(Page element annotations)
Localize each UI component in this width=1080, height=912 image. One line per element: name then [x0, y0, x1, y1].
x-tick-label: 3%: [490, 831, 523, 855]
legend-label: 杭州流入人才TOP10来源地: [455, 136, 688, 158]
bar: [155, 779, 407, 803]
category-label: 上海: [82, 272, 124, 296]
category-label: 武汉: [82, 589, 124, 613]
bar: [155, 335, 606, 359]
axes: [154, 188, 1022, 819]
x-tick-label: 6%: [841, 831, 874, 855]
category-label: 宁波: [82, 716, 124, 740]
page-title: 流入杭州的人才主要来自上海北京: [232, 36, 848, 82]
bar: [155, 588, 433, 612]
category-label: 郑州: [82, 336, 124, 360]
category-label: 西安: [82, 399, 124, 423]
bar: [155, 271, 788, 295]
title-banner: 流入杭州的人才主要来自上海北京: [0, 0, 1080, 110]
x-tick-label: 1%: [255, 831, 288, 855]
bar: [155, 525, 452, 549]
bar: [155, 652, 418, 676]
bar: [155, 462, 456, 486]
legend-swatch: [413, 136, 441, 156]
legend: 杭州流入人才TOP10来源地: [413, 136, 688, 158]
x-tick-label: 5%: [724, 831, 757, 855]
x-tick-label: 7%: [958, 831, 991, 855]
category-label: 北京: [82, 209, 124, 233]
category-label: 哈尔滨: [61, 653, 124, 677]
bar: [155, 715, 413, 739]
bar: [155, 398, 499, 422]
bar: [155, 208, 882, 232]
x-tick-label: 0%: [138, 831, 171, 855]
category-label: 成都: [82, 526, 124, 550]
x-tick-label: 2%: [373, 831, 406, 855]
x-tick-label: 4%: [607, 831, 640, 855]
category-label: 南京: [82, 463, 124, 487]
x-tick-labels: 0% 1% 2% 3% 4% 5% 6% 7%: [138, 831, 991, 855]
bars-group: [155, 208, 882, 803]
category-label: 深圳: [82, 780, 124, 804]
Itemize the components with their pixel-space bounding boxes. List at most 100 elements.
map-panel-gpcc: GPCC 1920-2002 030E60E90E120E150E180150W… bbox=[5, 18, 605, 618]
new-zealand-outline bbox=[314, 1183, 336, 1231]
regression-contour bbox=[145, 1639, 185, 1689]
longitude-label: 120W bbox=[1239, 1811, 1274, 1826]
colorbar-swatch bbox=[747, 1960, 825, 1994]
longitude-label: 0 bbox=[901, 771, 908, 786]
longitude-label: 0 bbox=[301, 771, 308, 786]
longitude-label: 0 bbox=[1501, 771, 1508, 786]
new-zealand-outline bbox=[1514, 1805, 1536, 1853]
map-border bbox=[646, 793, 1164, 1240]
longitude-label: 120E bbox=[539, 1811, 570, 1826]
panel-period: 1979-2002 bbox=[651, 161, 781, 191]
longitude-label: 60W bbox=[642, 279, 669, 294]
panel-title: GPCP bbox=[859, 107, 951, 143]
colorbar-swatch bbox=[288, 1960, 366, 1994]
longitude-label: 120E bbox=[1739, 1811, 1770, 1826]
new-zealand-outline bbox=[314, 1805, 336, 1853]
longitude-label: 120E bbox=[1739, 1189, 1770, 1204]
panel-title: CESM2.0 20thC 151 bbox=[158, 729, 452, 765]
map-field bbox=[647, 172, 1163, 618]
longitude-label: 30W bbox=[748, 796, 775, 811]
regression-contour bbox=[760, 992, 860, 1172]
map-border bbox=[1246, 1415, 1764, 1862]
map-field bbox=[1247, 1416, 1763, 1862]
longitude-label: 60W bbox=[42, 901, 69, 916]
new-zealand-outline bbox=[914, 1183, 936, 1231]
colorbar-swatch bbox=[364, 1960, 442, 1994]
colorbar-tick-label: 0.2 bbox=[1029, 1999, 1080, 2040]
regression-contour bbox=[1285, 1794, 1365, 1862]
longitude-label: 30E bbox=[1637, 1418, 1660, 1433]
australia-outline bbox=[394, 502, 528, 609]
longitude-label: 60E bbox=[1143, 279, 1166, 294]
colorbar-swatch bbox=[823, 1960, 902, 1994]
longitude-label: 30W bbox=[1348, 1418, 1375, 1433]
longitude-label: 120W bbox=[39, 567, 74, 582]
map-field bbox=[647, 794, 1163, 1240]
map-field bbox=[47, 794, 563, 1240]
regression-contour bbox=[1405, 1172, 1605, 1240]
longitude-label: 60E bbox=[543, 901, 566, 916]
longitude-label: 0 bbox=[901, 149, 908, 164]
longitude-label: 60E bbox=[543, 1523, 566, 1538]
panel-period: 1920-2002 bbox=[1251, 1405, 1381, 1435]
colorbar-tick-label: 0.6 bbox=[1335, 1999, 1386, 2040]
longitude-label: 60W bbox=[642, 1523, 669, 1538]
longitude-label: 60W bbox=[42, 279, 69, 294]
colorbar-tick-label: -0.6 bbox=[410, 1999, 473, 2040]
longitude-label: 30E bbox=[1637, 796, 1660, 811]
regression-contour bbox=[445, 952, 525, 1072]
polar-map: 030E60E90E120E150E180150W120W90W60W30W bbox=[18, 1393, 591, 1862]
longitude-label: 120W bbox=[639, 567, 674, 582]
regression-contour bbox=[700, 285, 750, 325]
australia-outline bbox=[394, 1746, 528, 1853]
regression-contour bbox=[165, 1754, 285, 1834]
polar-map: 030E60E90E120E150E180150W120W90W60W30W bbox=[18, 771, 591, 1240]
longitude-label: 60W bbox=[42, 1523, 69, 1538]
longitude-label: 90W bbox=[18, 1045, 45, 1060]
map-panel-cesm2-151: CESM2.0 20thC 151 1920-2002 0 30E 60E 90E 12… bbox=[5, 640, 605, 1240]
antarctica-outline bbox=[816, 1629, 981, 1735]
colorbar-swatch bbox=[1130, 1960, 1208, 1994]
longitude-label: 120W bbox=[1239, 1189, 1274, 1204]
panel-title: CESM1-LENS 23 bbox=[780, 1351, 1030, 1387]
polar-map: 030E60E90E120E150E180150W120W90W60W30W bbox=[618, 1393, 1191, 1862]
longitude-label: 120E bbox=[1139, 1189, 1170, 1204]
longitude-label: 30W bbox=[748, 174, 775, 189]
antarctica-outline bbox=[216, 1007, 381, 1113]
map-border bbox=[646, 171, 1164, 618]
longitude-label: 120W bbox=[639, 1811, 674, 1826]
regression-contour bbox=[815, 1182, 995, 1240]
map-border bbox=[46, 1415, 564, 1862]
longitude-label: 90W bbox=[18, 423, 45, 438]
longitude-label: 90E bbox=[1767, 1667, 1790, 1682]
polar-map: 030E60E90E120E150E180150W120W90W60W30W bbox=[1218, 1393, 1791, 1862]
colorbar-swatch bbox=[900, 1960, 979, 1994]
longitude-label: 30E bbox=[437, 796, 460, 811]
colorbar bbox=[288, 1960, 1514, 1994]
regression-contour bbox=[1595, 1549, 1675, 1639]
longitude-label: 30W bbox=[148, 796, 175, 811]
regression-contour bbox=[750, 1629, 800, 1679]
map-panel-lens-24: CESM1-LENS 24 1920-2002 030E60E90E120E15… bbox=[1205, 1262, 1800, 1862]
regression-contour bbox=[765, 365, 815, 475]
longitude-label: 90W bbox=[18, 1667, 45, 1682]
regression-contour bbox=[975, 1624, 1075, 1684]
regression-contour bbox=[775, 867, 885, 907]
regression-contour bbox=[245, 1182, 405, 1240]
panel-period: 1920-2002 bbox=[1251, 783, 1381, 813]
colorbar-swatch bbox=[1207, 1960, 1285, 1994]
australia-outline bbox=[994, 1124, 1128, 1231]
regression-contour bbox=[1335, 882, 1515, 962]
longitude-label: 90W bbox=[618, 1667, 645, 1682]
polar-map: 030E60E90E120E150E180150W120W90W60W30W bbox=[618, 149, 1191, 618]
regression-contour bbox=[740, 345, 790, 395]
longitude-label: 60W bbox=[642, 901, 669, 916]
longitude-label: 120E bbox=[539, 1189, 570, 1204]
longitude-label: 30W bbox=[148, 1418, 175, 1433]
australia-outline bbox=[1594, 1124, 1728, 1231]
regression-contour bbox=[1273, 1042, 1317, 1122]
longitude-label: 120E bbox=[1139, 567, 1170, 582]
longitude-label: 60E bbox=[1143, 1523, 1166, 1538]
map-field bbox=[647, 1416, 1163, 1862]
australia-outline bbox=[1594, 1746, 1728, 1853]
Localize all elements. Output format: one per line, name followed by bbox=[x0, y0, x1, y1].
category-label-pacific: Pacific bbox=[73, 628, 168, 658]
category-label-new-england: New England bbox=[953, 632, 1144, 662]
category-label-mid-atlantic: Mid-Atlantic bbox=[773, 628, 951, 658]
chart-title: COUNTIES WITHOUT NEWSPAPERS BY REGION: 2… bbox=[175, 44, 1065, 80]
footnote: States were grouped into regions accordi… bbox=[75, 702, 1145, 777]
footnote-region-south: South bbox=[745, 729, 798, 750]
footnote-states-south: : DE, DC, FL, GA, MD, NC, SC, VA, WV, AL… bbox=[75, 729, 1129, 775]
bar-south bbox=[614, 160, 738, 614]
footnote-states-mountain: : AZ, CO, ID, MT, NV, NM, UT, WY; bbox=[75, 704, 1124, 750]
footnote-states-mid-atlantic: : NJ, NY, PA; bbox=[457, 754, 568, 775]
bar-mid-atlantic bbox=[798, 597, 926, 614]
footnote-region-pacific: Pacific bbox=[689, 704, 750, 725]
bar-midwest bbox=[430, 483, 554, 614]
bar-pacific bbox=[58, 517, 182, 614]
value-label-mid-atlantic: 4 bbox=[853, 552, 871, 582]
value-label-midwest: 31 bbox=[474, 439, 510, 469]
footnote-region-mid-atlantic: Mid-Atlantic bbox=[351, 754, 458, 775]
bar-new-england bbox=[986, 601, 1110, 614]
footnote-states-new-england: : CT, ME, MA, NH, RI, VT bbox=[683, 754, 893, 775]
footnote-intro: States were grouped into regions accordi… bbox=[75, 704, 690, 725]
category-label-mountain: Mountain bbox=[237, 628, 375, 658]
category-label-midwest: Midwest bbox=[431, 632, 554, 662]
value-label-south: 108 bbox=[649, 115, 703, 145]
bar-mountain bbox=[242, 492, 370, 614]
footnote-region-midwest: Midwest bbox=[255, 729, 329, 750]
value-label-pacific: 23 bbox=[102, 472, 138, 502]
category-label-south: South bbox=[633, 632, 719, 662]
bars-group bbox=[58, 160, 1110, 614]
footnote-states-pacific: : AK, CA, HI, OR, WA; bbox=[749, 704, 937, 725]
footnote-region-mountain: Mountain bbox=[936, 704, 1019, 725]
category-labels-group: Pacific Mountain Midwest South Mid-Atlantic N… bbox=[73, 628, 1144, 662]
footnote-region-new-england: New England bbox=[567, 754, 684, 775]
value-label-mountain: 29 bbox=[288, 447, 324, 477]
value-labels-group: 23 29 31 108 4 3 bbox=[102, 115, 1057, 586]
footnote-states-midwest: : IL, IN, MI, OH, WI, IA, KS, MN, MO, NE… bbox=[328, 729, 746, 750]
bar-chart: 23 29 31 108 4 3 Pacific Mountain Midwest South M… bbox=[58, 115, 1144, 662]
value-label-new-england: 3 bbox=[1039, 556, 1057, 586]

# WHAT YOU ARE ASKED TO DO:
Copy the listing verbatim, from its first line through the line containing "category-label: 上海: [82, 272, 124, 296]".

# THE RESULT:
Localize each UI component in this width=1080, height=912 image. One line per element: name then [x0, y0, x1, y1].
x-tick-label: 3%: [490, 831, 523, 855]
legend-label: 杭州流入人才TOP10来源地: [455, 136, 688, 158]
bar: [155, 779, 407, 803]
category-label: 上海: [82, 272, 124, 296]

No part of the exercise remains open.